→ **Problem to solve**
Look through the data below and work out how many lines contain the string "screenshot". Give the number alone.

→ **Extracted information**
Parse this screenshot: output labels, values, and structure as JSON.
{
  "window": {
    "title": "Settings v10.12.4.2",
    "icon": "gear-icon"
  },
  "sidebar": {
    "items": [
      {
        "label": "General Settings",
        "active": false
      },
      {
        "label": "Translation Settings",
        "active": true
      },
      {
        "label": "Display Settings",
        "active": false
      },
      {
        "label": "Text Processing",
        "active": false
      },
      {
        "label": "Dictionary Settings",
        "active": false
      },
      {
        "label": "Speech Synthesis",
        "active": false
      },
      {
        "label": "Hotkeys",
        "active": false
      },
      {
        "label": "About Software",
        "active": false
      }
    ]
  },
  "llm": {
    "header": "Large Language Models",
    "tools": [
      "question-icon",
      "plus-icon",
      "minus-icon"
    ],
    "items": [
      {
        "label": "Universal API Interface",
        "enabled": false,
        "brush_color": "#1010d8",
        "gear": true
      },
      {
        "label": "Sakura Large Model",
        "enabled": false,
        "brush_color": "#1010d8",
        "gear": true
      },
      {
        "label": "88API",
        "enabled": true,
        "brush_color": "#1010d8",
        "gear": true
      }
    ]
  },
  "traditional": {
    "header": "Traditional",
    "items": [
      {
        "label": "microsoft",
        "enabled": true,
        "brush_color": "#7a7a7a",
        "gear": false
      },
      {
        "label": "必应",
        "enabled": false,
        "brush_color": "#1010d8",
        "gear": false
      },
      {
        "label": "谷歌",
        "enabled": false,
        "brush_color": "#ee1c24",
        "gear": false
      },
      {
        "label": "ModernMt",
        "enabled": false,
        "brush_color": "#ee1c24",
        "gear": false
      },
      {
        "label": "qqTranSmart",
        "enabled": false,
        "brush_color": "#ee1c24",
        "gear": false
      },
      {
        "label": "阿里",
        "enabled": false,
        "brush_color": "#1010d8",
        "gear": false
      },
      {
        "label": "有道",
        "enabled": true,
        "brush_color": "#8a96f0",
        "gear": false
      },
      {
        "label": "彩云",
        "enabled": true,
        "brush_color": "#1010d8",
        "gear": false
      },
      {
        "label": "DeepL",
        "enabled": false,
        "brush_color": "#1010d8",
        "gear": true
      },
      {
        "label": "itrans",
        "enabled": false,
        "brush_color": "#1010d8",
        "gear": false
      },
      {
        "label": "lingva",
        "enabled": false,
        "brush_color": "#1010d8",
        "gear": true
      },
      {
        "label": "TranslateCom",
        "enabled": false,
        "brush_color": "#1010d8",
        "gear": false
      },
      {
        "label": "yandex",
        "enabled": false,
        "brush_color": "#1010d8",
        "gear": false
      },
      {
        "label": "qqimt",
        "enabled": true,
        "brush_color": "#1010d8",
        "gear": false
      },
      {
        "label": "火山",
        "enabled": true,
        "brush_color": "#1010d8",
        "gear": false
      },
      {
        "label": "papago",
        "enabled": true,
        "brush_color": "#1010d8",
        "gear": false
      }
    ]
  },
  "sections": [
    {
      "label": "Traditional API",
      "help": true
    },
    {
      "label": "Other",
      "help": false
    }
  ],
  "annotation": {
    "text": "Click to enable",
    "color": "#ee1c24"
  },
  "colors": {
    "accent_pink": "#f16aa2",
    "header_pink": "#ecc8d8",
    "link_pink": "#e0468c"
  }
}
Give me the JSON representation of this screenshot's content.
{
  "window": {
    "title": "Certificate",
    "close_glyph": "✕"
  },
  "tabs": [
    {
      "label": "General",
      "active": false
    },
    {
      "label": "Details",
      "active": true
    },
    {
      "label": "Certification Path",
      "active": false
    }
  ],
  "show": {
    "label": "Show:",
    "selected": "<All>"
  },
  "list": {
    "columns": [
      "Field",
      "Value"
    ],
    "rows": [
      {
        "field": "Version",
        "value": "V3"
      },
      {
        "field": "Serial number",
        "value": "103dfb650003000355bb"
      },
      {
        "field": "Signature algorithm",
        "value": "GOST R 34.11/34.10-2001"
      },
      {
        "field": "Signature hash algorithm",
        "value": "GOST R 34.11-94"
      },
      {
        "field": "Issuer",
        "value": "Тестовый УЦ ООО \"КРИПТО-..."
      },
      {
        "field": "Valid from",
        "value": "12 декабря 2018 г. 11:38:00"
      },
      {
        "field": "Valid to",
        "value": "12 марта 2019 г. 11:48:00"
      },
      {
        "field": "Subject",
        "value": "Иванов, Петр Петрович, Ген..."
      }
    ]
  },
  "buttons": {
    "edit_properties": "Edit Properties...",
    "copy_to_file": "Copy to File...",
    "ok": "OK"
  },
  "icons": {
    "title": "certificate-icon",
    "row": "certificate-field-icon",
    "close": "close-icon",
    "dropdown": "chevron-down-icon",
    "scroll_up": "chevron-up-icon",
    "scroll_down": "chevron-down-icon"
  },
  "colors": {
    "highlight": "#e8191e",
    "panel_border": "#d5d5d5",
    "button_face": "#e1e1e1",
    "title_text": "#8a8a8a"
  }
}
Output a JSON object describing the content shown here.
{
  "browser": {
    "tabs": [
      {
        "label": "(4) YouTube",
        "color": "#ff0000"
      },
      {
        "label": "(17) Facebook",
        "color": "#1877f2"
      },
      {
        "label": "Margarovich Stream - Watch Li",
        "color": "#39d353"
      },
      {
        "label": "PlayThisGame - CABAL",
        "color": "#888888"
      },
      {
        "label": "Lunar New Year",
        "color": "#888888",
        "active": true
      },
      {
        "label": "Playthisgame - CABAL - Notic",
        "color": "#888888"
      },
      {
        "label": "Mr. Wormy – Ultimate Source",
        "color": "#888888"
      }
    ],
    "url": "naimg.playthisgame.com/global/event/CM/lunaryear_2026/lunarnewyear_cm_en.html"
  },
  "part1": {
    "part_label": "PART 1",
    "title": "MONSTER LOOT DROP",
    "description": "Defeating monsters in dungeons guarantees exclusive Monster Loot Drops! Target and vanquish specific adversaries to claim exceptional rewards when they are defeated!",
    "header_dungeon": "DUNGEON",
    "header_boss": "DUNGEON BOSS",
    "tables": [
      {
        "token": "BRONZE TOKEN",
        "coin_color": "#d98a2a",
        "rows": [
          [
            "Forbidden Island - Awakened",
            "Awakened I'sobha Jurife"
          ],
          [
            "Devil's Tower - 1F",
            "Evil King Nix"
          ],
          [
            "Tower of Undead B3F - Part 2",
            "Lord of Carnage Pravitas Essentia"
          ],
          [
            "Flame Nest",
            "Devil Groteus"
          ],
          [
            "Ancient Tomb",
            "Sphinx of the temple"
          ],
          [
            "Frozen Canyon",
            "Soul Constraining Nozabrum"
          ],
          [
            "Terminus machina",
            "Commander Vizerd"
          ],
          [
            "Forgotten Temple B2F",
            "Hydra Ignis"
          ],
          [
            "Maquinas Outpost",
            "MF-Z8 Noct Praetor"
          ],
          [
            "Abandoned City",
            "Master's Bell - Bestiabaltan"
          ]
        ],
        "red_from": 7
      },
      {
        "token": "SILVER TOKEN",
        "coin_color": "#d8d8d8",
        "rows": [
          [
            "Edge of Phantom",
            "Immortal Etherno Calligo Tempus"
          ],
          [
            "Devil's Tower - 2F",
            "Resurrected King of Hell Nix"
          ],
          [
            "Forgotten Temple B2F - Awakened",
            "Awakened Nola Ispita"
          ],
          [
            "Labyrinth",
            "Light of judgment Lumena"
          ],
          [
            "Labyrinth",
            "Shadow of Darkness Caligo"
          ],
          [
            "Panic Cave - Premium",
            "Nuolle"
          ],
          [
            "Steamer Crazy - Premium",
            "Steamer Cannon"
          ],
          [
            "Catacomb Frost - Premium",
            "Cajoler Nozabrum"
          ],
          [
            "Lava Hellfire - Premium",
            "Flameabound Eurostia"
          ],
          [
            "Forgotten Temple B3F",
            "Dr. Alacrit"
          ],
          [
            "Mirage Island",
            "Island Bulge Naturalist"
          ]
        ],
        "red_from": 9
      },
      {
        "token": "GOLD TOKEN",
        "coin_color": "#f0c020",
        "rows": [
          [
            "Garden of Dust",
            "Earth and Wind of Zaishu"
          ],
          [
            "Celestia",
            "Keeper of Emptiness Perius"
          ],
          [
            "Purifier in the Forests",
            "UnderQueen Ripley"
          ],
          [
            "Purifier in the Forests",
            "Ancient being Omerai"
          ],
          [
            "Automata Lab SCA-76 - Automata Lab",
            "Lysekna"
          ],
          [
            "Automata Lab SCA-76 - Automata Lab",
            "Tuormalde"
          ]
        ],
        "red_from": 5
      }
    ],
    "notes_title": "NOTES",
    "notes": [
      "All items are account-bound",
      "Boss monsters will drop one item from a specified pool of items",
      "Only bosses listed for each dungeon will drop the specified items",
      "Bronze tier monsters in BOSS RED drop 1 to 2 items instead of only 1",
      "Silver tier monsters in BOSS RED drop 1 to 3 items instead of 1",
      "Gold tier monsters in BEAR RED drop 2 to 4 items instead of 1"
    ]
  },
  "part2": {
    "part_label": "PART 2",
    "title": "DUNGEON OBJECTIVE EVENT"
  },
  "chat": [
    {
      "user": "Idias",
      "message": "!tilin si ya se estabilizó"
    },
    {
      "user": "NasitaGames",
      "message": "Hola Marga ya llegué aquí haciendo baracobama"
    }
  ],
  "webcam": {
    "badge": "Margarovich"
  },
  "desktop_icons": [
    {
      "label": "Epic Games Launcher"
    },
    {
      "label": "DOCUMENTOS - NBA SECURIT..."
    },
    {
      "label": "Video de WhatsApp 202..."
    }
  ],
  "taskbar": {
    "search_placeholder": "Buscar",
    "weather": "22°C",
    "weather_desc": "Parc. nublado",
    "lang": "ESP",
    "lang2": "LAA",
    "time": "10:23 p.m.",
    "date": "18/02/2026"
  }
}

→ **Problem solution**
2